▶ [GIVEN PROBLEM]
Count the lines in the material below that contain the string "title", treating uppercase and lowercase as different. Give only the number.

▶ [INPUT]
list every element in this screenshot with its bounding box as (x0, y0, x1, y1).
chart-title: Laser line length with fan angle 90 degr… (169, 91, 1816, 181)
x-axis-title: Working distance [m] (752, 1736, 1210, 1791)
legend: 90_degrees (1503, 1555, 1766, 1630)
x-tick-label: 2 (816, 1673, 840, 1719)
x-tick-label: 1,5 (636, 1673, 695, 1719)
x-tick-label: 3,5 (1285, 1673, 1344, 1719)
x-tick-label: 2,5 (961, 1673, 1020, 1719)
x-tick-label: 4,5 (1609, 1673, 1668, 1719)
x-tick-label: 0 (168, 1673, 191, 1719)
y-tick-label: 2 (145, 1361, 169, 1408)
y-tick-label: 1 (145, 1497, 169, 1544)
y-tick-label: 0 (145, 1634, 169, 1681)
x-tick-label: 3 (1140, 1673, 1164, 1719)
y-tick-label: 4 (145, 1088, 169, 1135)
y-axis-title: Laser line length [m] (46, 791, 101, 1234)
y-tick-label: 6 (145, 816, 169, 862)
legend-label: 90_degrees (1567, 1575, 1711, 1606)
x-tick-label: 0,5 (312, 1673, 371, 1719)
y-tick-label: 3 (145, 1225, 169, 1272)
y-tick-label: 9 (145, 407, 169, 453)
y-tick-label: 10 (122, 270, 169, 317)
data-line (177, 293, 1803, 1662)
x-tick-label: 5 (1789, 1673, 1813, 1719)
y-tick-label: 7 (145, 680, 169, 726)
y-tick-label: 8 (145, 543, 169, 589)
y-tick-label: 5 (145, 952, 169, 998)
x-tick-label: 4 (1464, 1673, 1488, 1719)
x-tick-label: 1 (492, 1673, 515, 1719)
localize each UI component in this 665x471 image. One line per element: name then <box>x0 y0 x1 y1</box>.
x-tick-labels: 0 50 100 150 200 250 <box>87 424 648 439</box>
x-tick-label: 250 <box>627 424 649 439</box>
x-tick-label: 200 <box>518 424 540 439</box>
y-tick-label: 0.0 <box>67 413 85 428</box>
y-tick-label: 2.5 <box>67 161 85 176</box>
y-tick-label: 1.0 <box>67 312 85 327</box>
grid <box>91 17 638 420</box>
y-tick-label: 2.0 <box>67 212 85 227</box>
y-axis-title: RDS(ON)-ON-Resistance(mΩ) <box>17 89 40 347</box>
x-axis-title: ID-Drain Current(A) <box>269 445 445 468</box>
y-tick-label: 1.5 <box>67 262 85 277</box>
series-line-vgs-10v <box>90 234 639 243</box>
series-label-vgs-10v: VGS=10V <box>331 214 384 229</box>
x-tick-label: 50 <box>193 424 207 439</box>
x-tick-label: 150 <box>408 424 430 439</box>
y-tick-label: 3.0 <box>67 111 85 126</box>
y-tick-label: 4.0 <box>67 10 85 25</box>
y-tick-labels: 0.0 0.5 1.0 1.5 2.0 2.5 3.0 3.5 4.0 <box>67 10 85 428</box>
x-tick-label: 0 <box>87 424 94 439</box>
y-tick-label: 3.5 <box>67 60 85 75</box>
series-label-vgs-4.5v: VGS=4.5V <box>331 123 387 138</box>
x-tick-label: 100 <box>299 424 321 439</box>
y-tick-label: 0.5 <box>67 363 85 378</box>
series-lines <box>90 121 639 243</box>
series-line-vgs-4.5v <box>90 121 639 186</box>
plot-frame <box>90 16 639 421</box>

▶ [EXERCISE ANSWER]
5